--- Begin ---

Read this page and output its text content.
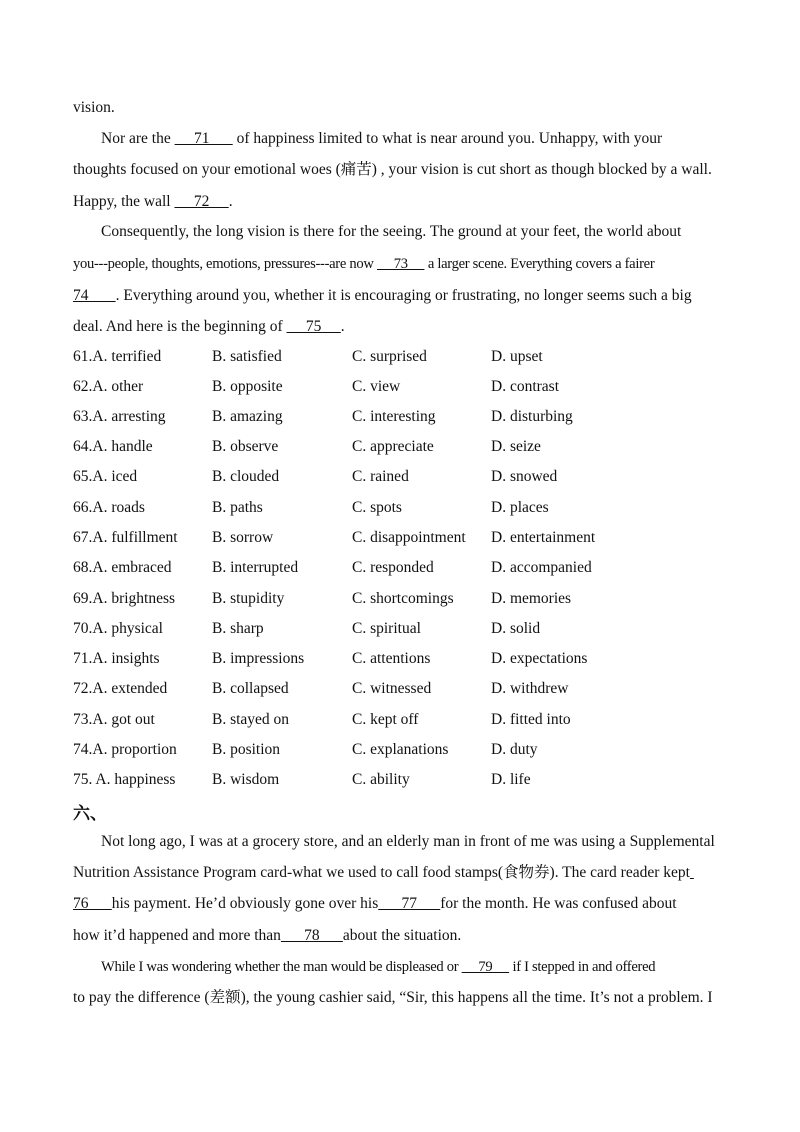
vision.
Nor are the      71       of happiness limited to what is near around you. Unhappy, with your
thoughts focused on your emotional woes (痛苦) , your vision is cut short as though blocked by a wall.
Happy, the wall      72     .
Consequently, the long vision is there for the seeing. The ground at your feet, the world about
you---people, thoughts, emotions, pressures---are now      73      a larger scene. Everything covers a fairer
74 . Everything around you, whether it is encouraging or frustrating, no longer seems such a big
deal. And here is the beginning of      75     .
61.A. terrified	B. satisfied	C. surprised	D. upset
62.A. other	B. opposite	C. view	D. contrast
63.A. arresting	B. amazing	C. interesting	D. disturbing
64.A. handle	B. observe	C. appreciate	D. seize
65.A. iced	B. clouded	C. rained	D. snowed
66.A. roads	B. paths	C. spots	D. places
67.A. fulfillment B. sorrow	C. disappointment D. entertainment
68.A. embraced	B. interrupted	C. responded	D. accompanied
69.A. brightness B. stupidity	C. shortcomings D. memories
70.A. physical	B. sharp	C. spiritual	D. solid
71.A. insights	B. impressions	C. attentions	D. expectations
72.A. extended	B. collapsed	C. witnessed	D. withdrew
73.A. got out	B. stayed on	C. kept off	D. fitted into
74.A. proportion B. position	C. explanations	D. duty
75. A. happiness B. wisdom	C. ability	D. life
六、
Not long ago, I was at a grocery store, and an elderly man in front of me was using a Supplemental
Nutrition Assistance Program card-what we used to call food stamps(食物券). The card reader kept
76 his payment. He’d obviously gone over his      77      for the month. He was confused about
how it’d happened and more than      78      about the situation.
While I was wondering whether the man would be displeased or      79      if I stepped in and offered
to pay the difference (差额), the young cashier said, “Sir, this happens all the time. It’s not a problem. I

--- End ---

- **DIRECTIVE**: Reproduce all the entries that precede this task, word for word, minus any pictures.

- **FINISHED EXERCISE**:
Read this page and output its text content.
vision.
Nor are the      71       of happiness limited to what is near around you. Unhappy, with your
thoughts focused on your emotional woes (痛苦) , your vision is cut short as though blocked by a wall.
Happy, the wall      72     .
Consequently, the long vision is there for the seeing. The ground at your feet, the world about
you---people, thoughts, emotions, pressures---are now      73      a larger scene. Everything covers a fairer
74 . Everything around you, whether it is encouraging or frustrating, no longer seems such a big
deal. And here is the beginning of      75     .
61.A. terrified	B. satisfied	C. surprised	D. upset
62.A. other	B. opposite	C. view	D. contrast
63.A. arresting	B. amazing	C. interesting	D. disturbing
64.A. handle	B. observe	C. appreciate	D. seize
65.A. iced	B. clouded	C. rained	D. snowed
66.A. roads	B. paths	C. spots	D. places
67.A. fulfillment B. sorrow	C. disappointment D. entertainment
68.A. embraced	B. interrupted	C. responded	D. accompanied
69.A. brightness B. stupidity	C. shortcomings D. memories
70.A. physical	B. sharp	C. spiritual	D. solid
71.A. insights	B. impressions	C. attentions	D. expectations
72.A. extended	B. collapsed	C. witnessed	D. withdrew
73.A. got out	B. stayed on	C. kept off	D. fitted into
74.A. proportion B. position	C. explanations	D. duty
75. A. happiness B. wisdom	C. ability	D. life
六、
Not long ago, I was at a grocery store, and an elderly man in front of me was using a Supplemental
Nutrition Assistance Program card-what we used to call food stamps(食物券). The card reader kept
76 his payment. He’d obviously gone over his      77      for the month. He was confused about
how it’d happened and more than      78      about the situation.
While I was wondering whether the man would be displeased or      79      if I stepped in and offered
to pay the difference (差额), the young cashier said, “Sir, this happens all the time. It’s not a problem. I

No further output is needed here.